▸ **Required task**
Copy the records below exactly, leaving out any pictures.

[Saved entries]
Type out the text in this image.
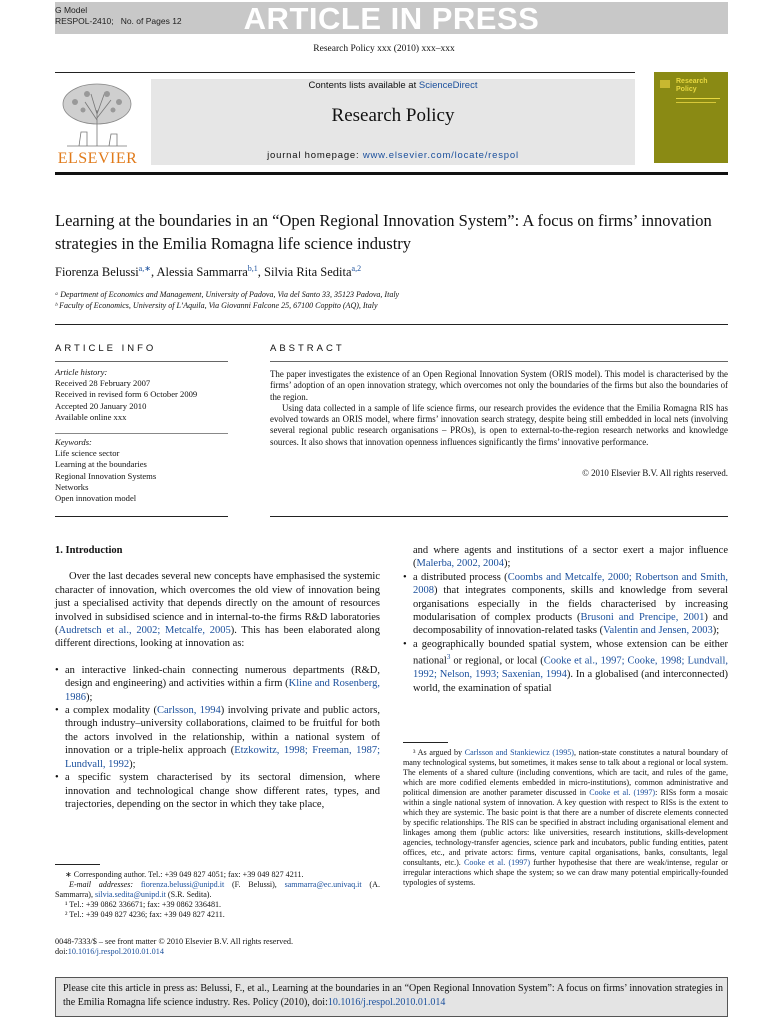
ARTICLE IN PRESS
G Model
RESPOL-2410; No. of Pages 12
Research Policy xxx (2010) xxx–xxx
ELSEVIER
Contents lists available at ScienceDirect
Research Policy
journal homepage: www.elsevier.com/locate/respol
Research Policy
Learning at the boundaries in an “Open Regional Innovation System”: A focus on firms’ innovation strategies in the Emilia Romagna life science industry
Fiorenza Belussi$^{a,∗}$, Alessia Sammarra$^{b,1}$, Silvia Rita Sedita$^{a,2}$
ᵃ Department of Economics and Management, University of Padova, Via del Santo 33, 35123 Padova, Italy
ᵇ Faculty of Economics, University of L’Aquila, Via Giovanni Falcone 25, 67100 Coppito (AQ), Italy
ARTICLE INFO
Article history:
Received 28 February 2007
Received in revised form 6 October 2009
Accepted 20 January 2010
Available online xxx
Keywords:
Life science sector
Learning at the boundaries
Regional Innovation Systems
Networks
Open innovation model
ABSTRACT

The paper investigates the existence of an Open Regional Innovation System (ORIS model). This model is characterised by the firms’ adoption of an open innovation strategy, which overcomes not only the boundaries of the firms but also the boundaries of the region.

Using data collected in a sample of life science firms, our research provides the evidence that the Emilia Romagna RIS has evolved towards an ORIS model, where firms’ innovation search strategy, despite being still embedded in local nets (involving several regional public research organisations – PROs), is open to external-to-the-region research networks and knowledge sources. It also shows that innovation openness influences significantly the firms’ innovative performance.

© 2010 Elsevier B.V. All rights reserved.
1. Introduction

Over the last decades several new concepts have emphasised the systemic character of innovation, which overcomes the old view of innovation being just a specialised activity that depends directly on the amount of resources involved in subsidised science and in internal-to-the firms R&D laboratories (Audretsch et al., 2002; Metcalfe, 2005). This has been elaborated along different directions, looking at innovation as:

• an interactive linked-chain connecting numerous departments (R&D, design and engineering) and activities within a firm (Kline and Rosenberg, 1986);
• a complex modality (Carlsson, 1994) involving private and public actors, through industry–university collaborations, claimed to be fruitful for both the actors involved in the relationship, within a national system of innovation or a triple-helix approach (Etzkowitz, 1998; Freeman, 1987; Lundvall, 1992);
• a specific system characterised by its sectoral dimension, where innovation and technological change show different rates, types, and trajectories, depending on the sector in which they take place,

∗ Corresponding author. Tel.: +39 049 827 4051; fax: +39 049 827 4211.

E-mail addresses: fiorenza.belussi@unipd.it (F. Belussi), sammarra@ec.univaq.it (A. Sammarra), silvia.sedita@unipd.it (S.R. Sedita).

¹ Tel.: +39 0862 336671; fax: +39 0862 336481.

² Tel.: +39 049 827 4236; fax: +39 049 827 4211.

0048-7333/$ – see front matter © 2010 Elsevier B.V. All rights reserved.

doi:10.1016/j.respol.2010.01.014

and where agents and institutions of a sector exert a major influence (Malerba, 2002, 2004);

• a distributed process (Coombs and Metcalfe, 2000; Robertson and Smith, 2008) that integrates components, skills and knowledge from several organisations especially in the fields characterised by increasing modularisation of complex products (Brusoni and Prencipe, 2001) and decomposability of innovation-related tasks (Valentin and Jensen, 2003);
• a geographically bounded spatial system, whose extension can be either national$^3$ or regional, or local (Cooke et al., 1997; Cooke, 1998; Lundvall, 1992; Nelson, 1993; Saxenian, 1994). In a globalised (and interconnected) world, the examination of spatial

³ As argued by Carlsson and Stankiewicz (1995), nation-state constitutes a natural boundary of many technological systems, but sometimes, it makes sense to talk about a regional or local system. The elements of a shared culture (including conventions, which are tacit, and rules of the game, which are more codified elements embedded in micro-institutions), common administrative and political dimension are another parameter discussed in Cooke et al. (1997): RISs form a mosaic within a single national system of innovation. A key question with respect to RISs is the extent to which they are systemic. The basic point is that there are a number of discrete elements connected by specific relationships. The RIS can be specified in abstract including organisational element and linkages among them (public actors: like universities, research institutions, skills-development agencies, technology-transfer agencies, science park and incubators, public funding entities, patent offices, etc., and private actors: firms, venture capital organisations, banks, consultants, legal consultants, etc.). Cooke et al. (1997) further hypothesise that there are weak/intense, regular or irregular interactions which shape the system; so we can draw many potential empirically-founded typologies of systems.

Please cite this article in press as: Belussi, F., et al., Learning at the boundaries in an “Open Regional Innovation System”: A focus on firms’ innovation strategies in the Emilia Romagna life science industry. Res. Policy (2010), doi:10.1016/j.respol.2010.01.014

▸ **Solution for this problem**
Type out the text in this image.
ARTICLE IN PRESS
G Model
RESPOL-2410; No. of Pages 12
Research Policy xxx (2010) xxx–xxx
ELSEVIER
Contents lists available at ScienceDirect
Research Policy
journal homepage: www.elsevier.com/locate/respol
Research Policy
Learning at the boundaries in an “Open Regional Innovation System”: A focus on firms’ innovation strategies in the Emilia Romagna life science industry
Fiorenza Belussi$^{a,∗}$, Alessia Sammarra$^{b,1}$, Silvia Rita Sedita$^{a,2}$
ᵃ Department of Economics and Management, University of Padova, Via del Santo 33, 35123 Padova, Italy
ᵇ Faculty of Economics, University of L’Aquila, Via Giovanni Falcone 25, 67100 Coppito (AQ), Italy
ARTICLE INFO
Article history:
Received 28 February 2007
Received in revised form 6 October 2009
Accepted 20 January 2010
Available online xxx
Keywords:
Life science sector
Learning at the boundaries
Regional Innovation Systems
Networks
Open innovation model
ABSTRACT

The paper investigates the existence of an Open Regional Innovation System (ORIS model). This model is characterised by the firms’ adoption of an open innovation strategy, which overcomes not only the boundaries of the firms but also the boundaries of the region.

Using data collected in a sample of life science firms, our research provides the evidence that the Emilia Romagna RIS has evolved towards an ORIS model, where firms’ innovation search strategy, despite being still embedded in local nets (involving several regional public research organisations – PROs), is open to external-to-the-region research networks and knowledge sources. It also shows that innovation openness influences significantly the firms’ innovative performance.

© 2010 Elsevier B.V. All rights reserved.
1. Introduction

Over the last decades several new concepts have emphasised the systemic character of innovation, which overcomes the old view of innovation being just a specialised activity that depends directly on the amount of resources involved in subsidised science and in internal-to-the firms R&D laboratories (Audretsch et al., 2002; Metcalfe, 2005). This has been elaborated along different directions, looking at innovation as:

• an interactive linked-chain connecting numerous departments (R&D, design and engineering) and activities within a firm (Kline and Rosenberg, 1986);
• a complex modality (Carlsson, 1994) involving private and public actors, through industry–university collaborations, claimed to be fruitful for both the actors involved in the relationship, within a national system of innovation or a triple-helix approach (Etzkowitz, 1998; Freeman, 1987; Lundvall, 1992);
• a specific system characterised by its sectoral dimension, where innovation and technological change show different rates, types, and trajectories, depending on the sector in which they take place,

∗ Corresponding author. Tel.: +39 049 827 4051; fax: +39 049 827 4211.

E-mail addresses: fiorenza.belussi@unipd.it (F. Belussi), sammarra@ec.univaq.it (A. Sammarra), silvia.sedita@unipd.it (S.R. Sedita).

¹ Tel.: +39 0862 336671; fax: +39 0862 336481.

² Tel.: +39 049 827 4236; fax: +39 049 827 4211.

0048-7333/$ – see front matter © 2010 Elsevier B.V. All rights reserved.

doi:10.1016/j.respol.2010.01.014

and where agents and institutions of a sector exert a major influence (Malerba, 2002, 2004);

• a distributed process (Coombs and Metcalfe, 2000; Robertson and Smith, 2008) that integrates components, skills and knowledge from several organisations especially in the fields characterised by increasing modularisation of complex products (Brusoni and Prencipe, 2001) and decomposability of innovation-related tasks (Valentin and Jensen, 2003);
• a geographically bounded spatial system, whose extension can be either national$^3$ or regional, or local (Cooke et al., 1997; Cooke, 1998; Lundvall, 1992; Nelson, 1993; Saxenian, 1994). In a globalised (and interconnected) world, the examination of spatial

³ As argued by Carlsson and Stankiewicz (1995), nation-state constitutes a natural boundary of many technological systems, but sometimes, it makes sense to talk about a regional or local system. The elements of a shared culture (including conventions, which are tacit, and rules of the game, which are more codified elements embedded in micro-institutions), common administrative and political dimension are another parameter discussed in Cooke et al. (1997): RISs form a mosaic within a single national system of innovation. A key question with respect to RISs is the extent to which they are systemic. The basic point is that there are a number of discrete elements connected by specific relationships. The RIS can be specified in abstract including organisational element and linkages among them (public actors: like universities, research institutions, skills-development agencies, technology-transfer agencies, science park and incubators, public funding entities, patent offices, etc., and private actors: firms, venture capital organisations, banks, consultants, legal consultants, etc.). Cooke et al. (1997) further hypothesise that there are weak/intense, regular or irregular interactions which shape the system; so we can draw many potential empirically-founded typologies of systems.

Please cite this article in press as: Belussi, F., et al., Learning at the boundaries in an “Open Regional Innovation System”: A focus on firms’ innovation strategies in the Emilia Romagna life science industry. Res. Policy (2010), doi:10.1016/j.respol.2010.01.014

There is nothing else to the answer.